Supplied data:
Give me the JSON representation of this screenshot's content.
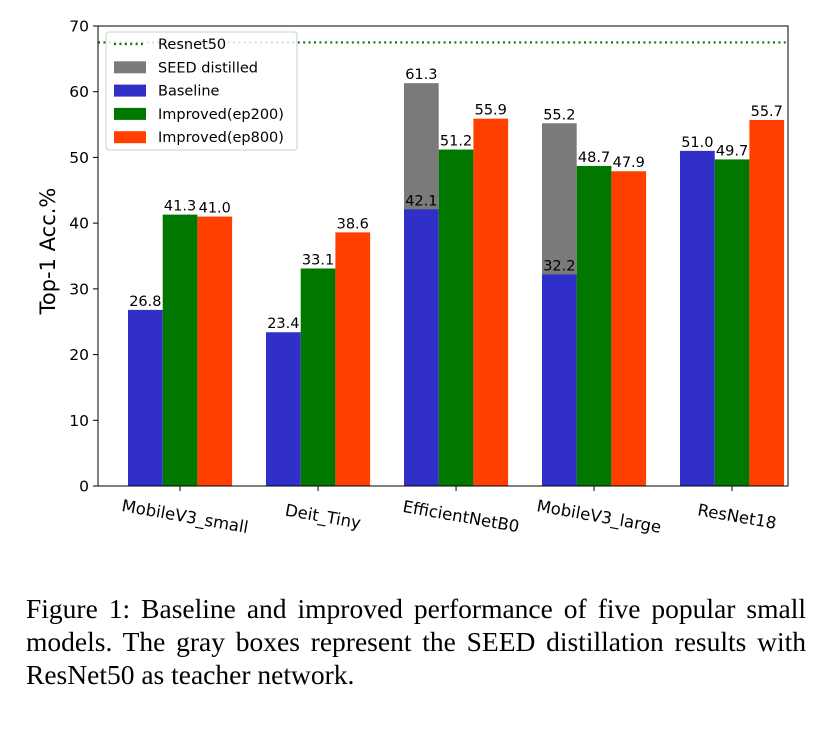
{
  "chart_data": {
    "type": "bar",
    "title": "",
    "xlabel": "",
    "ylabel": "Top-1 Acc.%",
    "ylim": [
      0,
      70
    ],
    "yticks": [
      "0",
      "10",
      "20",
      "30",
      "40",
      "50",
      "60",
      "70"
    ],
    "categories": [
      "MobileV3_small",
      "Deit_Tiny",
      "EfficientNetB0",
      "MobileV3_large",
      "ResNet18"
    ],
    "series": [
      {
        "name": "SEED distilled",
        "color": "#7a7a7a",
        "values": [
          null,
          null,
          61.3,
          55.2,
          null
        ],
        "labels": [
          "",
          "",
          "61.3",
          "55.2",
          ""
        ]
      },
      {
        "name": "Baseline",
        "color": "#3030c8",
        "values": [
          26.8,
          23.4,
          42.1,
          32.2,
          51.0
        ],
        "labels": [
          "26.8",
          "23.4",
          "42.1",
          "32.2",
          "51.0"
        ]
      },
      {
        "name": "Improved(ep200)",
        "color": "#007800",
        "values": [
          41.3,
          33.1,
          51.2,
          48.7,
          49.7
        ],
        "labels": [
          "41.3",
          "33.1",
          "51.2",
          "48.7",
          "49.7"
        ]
      },
      {
        "name": "Improved(ep800)",
        "color": "#ff4000",
        "values": [
          41.0,
          38.6,
          55.9,
          47.9,
          55.7
        ],
        "labels": [
          "41.0",
          "38.6",
          "55.9",
          "47.9",
          "55.7"
        ]
      }
    ],
    "reference_line": {
      "name": "Resnet50",
      "value": 67.5,
      "color": "#007800",
      "style": "dotted"
    },
    "legend_position": "top-left",
    "grid": false
  },
  "caption": "Figure 1: Baseline and improved performance of five popular small models. The gray boxes represent the SEED distillation results with ResNet50 as teacher network."
}
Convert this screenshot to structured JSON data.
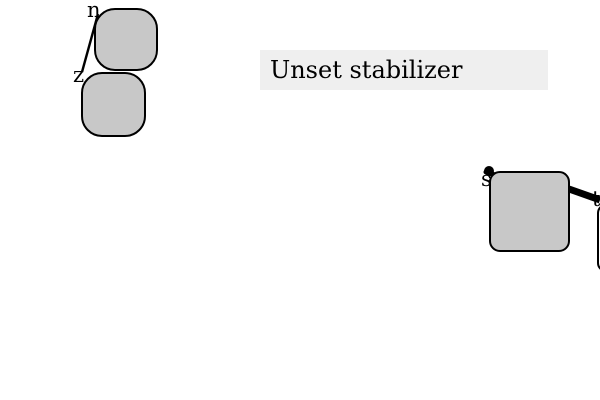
{
  "title": {
    "text": "Unset stabilizer"
  },
  "nodes": {
    "n": {
      "label": "n"
    },
    "z": {
      "label": "z"
    },
    "s": {
      "label": "s"
    },
    "t": {
      "label": "t"
    }
  },
  "colors": {
    "node_fill": "#c8c8c8",
    "stroke": "#000000",
    "title_background": "#efefef",
    "page_background": "#ffffff"
  }
}
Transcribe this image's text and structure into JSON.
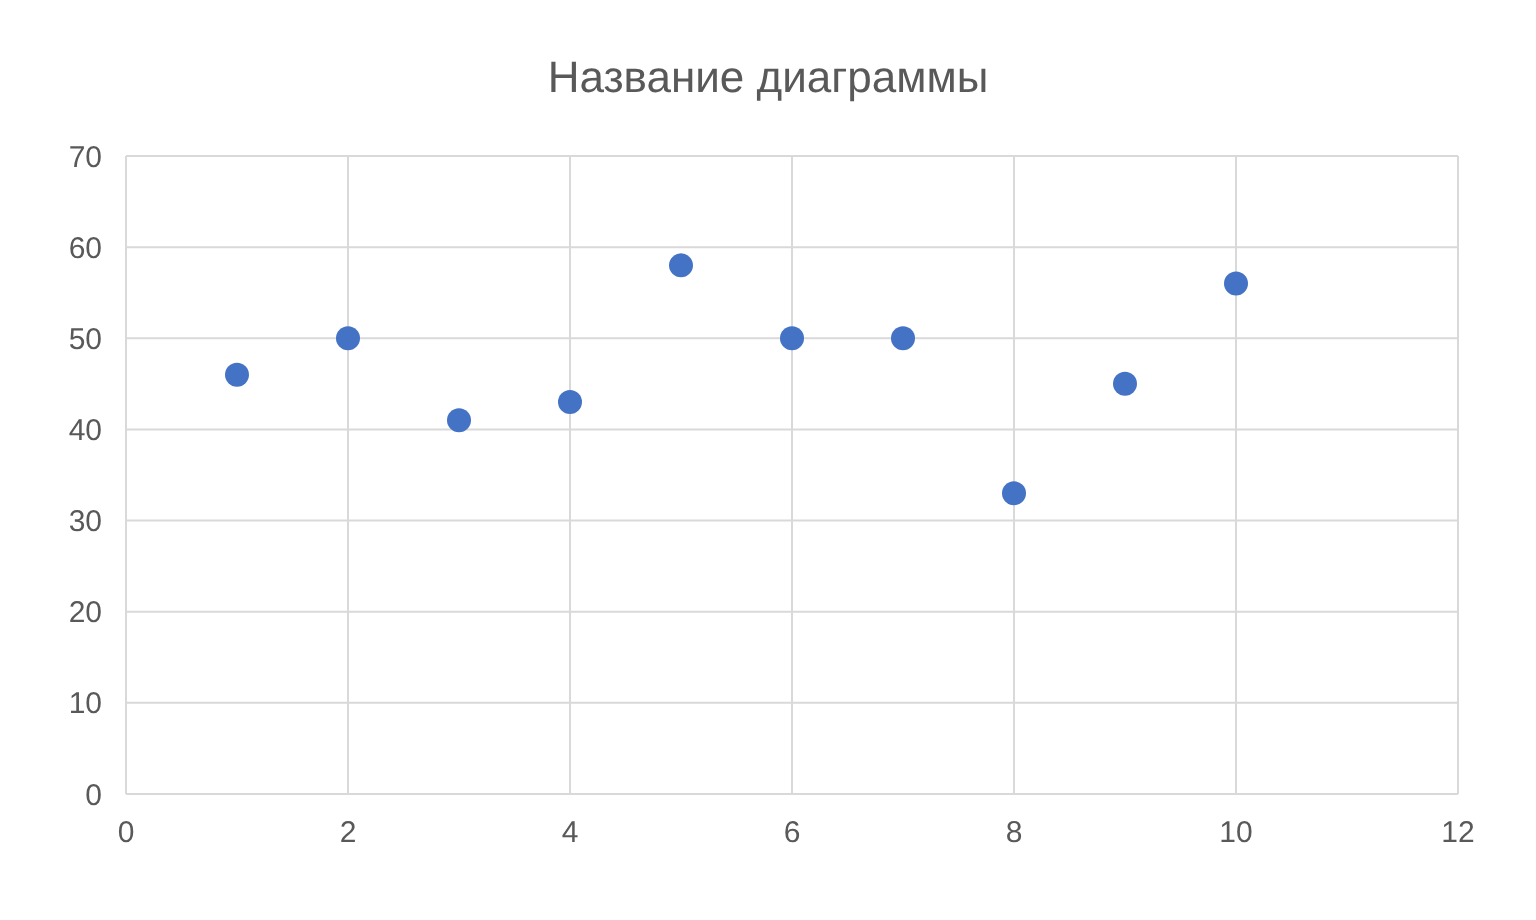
{
  "chart_data": {
    "type": "scatter",
    "title": "Название диаграммы",
    "x": [
      1,
      2,
      3,
      4,
      5,
      6,
      7,
      8,
      9,
      10
    ],
    "series": [
      {
        "color": "#4472c4",
        "values": [
          46,
          50,
          41,
          43,
          58,
          50,
          50,
          33,
          45,
          56
        ]
      }
    ],
    "xlim": [
      0,
      12
    ],
    "xticks": [
      0,
      2,
      4,
      6,
      8,
      10,
      12
    ],
    "ylim": [
      0,
      70
    ],
    "yticks": [
      0,
      10,
      20,
      30,
      40,
      50,
      60,
      70
    ],
    "grid": true,
    "marker": "circle"
  }
}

Task details: All lines from the one holding "Transcribe this image's" to the end of the listing above need to be duplicated exactly. None of the pictures should be included.

Exercise solution:
Transcribe this image's text and structure into JSON.
{
  "chart_data": {
    "type": "scatter",
    "title": "Название диаграммы",
    "x": [
      1,
      2,
      3,
      4,
      5,
      6,
      7,
      8,
      9,
      10
    ],
    "series": [
      {
        "color": "#4472c4",
        "values": [
          46,
          50,
          41,
          43,
          58,
          50,
          50,
          33,
          45,
          56
        ]
      }
    ],
    "xlim": [
      0,
      12
    ],
    "xticks": [
      0,
      2,
      4,
      6,
      8,
      10,
      12
    ],
    "ylim": [
      0,
      70
    ],
    "yticks": [
      0,
      10,
      20,
      30,
      40,
      50,
      60,
      70
    ],
    "grid": true,
    "marker": "circle"
  }
}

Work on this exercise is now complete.